| Passage to read |
===

= Balderic I of Liège =

Baldrick I was bishop of Liège and abbot of Lobbes from 955 until his death on 29 July 959.

Balderic appears in a 943 charter made in his favour by his paternal uncle Balderic, which was studied by Joseph Daris in 1896 and Léon Vanderkindere in 1900, leading to the following conclusions:
- His mother who is not named in the charter was a sister of Reginar III, Count of Hainaut.
- His mother's father was also named Reginar, and, we know from this document, was already dead in 943.
- His father was Count Nevelung, who was also already dead in 943.
- His father's brother, also named Balderic, was bishop of Utrecht from 918 to 975. He was able to grant the use of lands near Sint-Odiliënberg to the support of Nevelung's family.
- He had a younger brother named Rudolf, who was to receive benefit from the grant after his mother and elder brother died.

Against royal wishes he was made a bishop whilst still a child in place of his predecessor Rathier (bishop from 953 to 955). According to Rathier's own published complaints, Balderic gained the position thanks to the support of his father's brother Bishop Balderic, and two other uncles, Count Reginar and Ruduolt, who is normally equated to Rudolf the brother of Reginar who was named by Flodoard as a rebel in 944.

===

Element region listings
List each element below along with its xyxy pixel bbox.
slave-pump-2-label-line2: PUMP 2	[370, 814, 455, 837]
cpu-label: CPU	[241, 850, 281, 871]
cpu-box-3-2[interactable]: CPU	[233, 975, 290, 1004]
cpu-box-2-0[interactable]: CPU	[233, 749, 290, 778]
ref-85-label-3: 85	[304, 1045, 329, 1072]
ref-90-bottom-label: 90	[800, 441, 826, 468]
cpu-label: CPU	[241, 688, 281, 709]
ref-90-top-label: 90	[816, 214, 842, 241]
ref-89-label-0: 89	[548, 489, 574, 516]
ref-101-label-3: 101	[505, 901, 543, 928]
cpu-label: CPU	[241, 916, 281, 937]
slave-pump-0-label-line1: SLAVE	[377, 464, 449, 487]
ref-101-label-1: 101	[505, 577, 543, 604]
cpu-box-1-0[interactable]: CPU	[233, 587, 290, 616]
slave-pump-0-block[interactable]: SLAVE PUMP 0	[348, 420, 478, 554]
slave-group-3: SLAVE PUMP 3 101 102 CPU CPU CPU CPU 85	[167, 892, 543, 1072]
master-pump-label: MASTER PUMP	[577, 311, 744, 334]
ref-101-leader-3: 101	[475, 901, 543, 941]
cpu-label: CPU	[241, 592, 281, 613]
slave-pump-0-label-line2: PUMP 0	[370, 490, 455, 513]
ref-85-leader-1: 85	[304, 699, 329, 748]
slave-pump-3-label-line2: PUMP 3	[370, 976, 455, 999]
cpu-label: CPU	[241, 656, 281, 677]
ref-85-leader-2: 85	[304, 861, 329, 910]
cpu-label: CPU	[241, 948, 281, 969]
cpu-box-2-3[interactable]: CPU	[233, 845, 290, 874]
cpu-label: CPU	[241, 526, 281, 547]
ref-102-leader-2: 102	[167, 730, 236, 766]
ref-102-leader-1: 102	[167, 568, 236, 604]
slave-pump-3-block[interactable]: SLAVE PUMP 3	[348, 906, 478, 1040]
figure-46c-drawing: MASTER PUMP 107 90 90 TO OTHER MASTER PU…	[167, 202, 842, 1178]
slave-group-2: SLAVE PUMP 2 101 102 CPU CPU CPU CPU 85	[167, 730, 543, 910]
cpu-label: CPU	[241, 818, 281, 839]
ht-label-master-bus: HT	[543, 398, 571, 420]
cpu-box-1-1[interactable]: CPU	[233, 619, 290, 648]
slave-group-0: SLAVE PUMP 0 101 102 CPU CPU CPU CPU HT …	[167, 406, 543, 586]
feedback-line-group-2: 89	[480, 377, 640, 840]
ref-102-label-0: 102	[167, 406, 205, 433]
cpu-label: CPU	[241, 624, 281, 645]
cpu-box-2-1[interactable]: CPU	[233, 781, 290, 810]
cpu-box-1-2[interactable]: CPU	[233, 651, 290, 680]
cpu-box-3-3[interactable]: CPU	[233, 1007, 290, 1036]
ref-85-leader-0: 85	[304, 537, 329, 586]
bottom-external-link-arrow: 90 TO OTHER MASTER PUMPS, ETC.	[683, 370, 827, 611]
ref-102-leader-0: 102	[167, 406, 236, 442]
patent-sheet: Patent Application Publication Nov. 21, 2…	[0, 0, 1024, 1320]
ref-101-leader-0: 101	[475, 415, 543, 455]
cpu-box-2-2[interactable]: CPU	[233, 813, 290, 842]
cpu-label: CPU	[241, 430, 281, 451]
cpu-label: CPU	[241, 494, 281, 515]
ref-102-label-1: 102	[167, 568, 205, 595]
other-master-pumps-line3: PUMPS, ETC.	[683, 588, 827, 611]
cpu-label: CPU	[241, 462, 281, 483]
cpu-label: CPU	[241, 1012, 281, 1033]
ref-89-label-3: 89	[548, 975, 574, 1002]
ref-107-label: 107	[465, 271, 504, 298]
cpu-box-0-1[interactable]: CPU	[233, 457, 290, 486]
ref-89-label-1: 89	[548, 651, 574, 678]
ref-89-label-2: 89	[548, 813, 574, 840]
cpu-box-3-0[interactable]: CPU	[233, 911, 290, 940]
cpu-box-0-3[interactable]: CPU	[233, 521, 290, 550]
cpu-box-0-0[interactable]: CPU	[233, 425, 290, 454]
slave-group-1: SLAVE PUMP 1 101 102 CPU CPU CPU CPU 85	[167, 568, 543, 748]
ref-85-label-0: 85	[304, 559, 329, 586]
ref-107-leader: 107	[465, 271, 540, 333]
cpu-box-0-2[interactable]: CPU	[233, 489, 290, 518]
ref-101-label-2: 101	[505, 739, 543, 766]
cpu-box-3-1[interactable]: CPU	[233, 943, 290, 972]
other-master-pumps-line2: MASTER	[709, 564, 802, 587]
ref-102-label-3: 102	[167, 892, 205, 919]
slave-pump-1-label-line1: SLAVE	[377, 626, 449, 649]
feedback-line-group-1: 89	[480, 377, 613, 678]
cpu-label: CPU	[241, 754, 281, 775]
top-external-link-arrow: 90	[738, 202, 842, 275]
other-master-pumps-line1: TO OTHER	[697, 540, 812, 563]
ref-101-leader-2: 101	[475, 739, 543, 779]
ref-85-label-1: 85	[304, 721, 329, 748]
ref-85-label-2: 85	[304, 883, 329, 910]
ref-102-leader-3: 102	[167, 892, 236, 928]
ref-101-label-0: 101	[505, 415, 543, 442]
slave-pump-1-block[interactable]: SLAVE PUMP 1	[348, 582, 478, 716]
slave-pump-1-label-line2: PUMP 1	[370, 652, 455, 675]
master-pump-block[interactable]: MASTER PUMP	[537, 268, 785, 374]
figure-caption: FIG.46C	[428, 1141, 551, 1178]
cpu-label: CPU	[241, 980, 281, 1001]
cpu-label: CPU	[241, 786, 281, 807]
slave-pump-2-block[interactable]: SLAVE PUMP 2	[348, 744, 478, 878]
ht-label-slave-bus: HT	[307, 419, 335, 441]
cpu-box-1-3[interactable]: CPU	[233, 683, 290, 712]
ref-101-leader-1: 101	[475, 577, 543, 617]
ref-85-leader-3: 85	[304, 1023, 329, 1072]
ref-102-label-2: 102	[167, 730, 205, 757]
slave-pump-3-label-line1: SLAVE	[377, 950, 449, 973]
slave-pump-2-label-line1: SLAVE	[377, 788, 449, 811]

===

| List of tasks |
1. Answer these questions using the passage on Balderic I of Liège:
(a) In what year was the charter in Balderic's favor made?
(b) Who was bishop of Liège from 953 to 955?
(c) What was the name of Balderic's father?
2. Extend the passage on Balderic I of Liège with the text that would follow its final sentence.

| Responses by task |
1.
(a) 943
(b) Rathier
(c) Count Nevelung

2.
==Sources==
- Bijsterveld, Arnoud-Jan (2015) 'Machts- en territoriumvorming: van Karolingische kernregio tot territoriale lappendeken, 900-1200' in: Limburg. Een geschiedenis, tot 1500 (Limburgs Geschied- en Oudheidkundig Genootschap (LGOG) Maastricht)
- Daris, Joseph (1896) ‘Notes sur l’origine des deux Balderic, evêques de Liège’, Notices historiques sur les églises du diocèse de Liège 16 105-112.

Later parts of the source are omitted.